* [THE EXERCISE]: Extract the rows from the start through the line that contains "code-term: readdata xyxy=(438,340,488,352)", and repeat them exactly.

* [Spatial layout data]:
==============================
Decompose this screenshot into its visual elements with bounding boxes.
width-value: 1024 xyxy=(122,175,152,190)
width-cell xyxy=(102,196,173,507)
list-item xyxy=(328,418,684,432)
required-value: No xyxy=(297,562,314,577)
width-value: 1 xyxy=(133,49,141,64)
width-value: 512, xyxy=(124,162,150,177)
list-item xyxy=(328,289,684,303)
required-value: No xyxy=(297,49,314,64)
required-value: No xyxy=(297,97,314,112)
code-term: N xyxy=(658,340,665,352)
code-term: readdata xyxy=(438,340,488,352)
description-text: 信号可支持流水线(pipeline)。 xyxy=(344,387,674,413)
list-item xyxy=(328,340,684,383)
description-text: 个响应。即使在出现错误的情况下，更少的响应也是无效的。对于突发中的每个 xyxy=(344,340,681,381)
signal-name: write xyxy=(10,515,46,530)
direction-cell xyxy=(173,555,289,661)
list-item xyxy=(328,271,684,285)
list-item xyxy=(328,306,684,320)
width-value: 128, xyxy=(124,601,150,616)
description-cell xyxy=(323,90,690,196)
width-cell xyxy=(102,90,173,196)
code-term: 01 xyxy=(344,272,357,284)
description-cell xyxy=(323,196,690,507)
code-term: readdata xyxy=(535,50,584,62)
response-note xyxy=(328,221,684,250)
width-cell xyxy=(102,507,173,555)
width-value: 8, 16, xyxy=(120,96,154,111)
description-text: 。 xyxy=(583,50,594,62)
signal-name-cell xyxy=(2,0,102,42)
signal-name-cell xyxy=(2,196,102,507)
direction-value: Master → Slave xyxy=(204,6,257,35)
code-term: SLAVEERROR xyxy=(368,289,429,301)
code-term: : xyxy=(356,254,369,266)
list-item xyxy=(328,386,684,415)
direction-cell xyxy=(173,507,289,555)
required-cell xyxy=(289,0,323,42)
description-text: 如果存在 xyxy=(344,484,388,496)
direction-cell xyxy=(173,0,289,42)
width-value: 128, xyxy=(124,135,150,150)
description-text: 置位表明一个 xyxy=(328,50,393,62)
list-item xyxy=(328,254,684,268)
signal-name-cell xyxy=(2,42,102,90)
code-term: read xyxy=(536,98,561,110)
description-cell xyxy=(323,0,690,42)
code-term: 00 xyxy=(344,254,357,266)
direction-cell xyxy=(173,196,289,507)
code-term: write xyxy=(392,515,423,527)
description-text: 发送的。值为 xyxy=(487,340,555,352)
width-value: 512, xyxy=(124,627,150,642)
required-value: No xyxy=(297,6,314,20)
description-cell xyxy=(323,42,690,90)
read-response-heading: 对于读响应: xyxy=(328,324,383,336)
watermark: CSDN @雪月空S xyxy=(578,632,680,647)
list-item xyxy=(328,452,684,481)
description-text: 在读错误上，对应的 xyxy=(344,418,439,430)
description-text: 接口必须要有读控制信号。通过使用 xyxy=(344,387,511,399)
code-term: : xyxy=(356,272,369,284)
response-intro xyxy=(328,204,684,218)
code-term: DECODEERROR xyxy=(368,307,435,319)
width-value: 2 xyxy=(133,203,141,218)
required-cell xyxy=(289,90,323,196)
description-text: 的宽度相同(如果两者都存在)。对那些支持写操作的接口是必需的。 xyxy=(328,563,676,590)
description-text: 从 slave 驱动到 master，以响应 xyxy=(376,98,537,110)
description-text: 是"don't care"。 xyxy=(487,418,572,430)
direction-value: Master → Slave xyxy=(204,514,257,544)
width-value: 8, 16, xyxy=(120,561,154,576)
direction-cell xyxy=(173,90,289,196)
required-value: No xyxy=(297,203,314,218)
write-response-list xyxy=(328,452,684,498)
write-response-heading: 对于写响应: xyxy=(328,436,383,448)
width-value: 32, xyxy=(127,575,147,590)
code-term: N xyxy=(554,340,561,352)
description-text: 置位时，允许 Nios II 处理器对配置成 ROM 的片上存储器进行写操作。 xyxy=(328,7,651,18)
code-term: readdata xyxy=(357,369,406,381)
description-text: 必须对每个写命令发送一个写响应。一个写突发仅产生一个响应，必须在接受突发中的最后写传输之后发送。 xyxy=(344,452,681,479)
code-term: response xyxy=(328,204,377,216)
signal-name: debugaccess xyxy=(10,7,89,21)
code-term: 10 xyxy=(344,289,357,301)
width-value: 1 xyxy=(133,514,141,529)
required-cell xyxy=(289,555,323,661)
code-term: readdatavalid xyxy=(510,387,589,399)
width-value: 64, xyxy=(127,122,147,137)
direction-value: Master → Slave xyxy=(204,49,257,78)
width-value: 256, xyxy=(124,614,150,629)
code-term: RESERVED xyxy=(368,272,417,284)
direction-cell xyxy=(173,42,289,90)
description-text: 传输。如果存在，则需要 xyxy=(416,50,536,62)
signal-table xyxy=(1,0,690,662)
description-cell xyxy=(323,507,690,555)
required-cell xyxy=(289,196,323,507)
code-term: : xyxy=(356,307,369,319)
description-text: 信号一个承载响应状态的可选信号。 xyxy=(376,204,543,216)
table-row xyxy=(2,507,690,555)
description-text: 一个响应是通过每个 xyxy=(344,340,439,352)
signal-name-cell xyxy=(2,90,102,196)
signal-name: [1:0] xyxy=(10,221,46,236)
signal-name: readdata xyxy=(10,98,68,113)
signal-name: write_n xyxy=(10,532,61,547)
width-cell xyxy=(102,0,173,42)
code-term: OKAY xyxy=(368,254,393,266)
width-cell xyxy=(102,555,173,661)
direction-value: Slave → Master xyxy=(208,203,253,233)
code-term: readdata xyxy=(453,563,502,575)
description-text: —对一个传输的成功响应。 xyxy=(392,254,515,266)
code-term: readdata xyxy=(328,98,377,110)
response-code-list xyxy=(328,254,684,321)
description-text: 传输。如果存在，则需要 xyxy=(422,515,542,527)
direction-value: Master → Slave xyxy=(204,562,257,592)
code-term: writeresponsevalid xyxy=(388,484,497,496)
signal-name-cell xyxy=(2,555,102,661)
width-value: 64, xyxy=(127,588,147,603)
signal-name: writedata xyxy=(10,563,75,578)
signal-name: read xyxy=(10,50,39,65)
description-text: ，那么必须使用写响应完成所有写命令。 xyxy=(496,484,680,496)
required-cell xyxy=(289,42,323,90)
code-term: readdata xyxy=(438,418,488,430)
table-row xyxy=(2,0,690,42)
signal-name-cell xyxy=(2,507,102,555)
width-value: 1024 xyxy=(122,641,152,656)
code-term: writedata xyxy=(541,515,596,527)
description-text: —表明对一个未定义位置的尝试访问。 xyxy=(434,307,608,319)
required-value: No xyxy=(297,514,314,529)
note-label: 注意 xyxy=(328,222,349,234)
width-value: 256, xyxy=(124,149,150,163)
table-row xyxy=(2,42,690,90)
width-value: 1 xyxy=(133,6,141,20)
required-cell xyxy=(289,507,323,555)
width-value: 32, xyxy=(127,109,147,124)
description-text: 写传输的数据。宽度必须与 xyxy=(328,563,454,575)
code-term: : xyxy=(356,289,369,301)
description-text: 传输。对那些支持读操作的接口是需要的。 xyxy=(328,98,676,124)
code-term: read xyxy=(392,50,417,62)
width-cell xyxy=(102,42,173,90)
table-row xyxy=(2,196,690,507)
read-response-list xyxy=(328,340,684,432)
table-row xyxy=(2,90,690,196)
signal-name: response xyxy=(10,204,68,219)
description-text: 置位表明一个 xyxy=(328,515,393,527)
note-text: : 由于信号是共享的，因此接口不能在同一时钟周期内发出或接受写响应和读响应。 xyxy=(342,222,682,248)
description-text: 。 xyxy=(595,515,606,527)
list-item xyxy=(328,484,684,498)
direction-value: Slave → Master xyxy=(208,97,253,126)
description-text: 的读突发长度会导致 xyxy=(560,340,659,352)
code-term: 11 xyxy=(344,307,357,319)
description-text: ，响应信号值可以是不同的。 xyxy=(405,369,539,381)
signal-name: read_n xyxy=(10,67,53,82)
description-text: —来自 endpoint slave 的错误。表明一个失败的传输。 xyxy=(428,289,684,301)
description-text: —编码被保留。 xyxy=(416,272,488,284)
==============================
* [RESPONSE]:
Decompose this screenshot into its visual elements with bounding boxes.
width-value: 1024 xyxy=(122,175,152,190)
width-cell xyxy=(102,196,173,507)
list-item xyxy=(328,418,684,432)
required-value: No xyxy=(297,562,314,577)
width-value: 1 xyxy=(133,49,141,64)
width-value: 512, xyxy=(124,162,150,177)
list-item xyxy=(328,289,684,303)
required-value: No xyxy=(297,49,314,64)
required-value: No xyxy=(297,97,314,112)
code-term: N xyxy=(658,340,665,352)
code-term: readdata xyxy=(438,340,488,352)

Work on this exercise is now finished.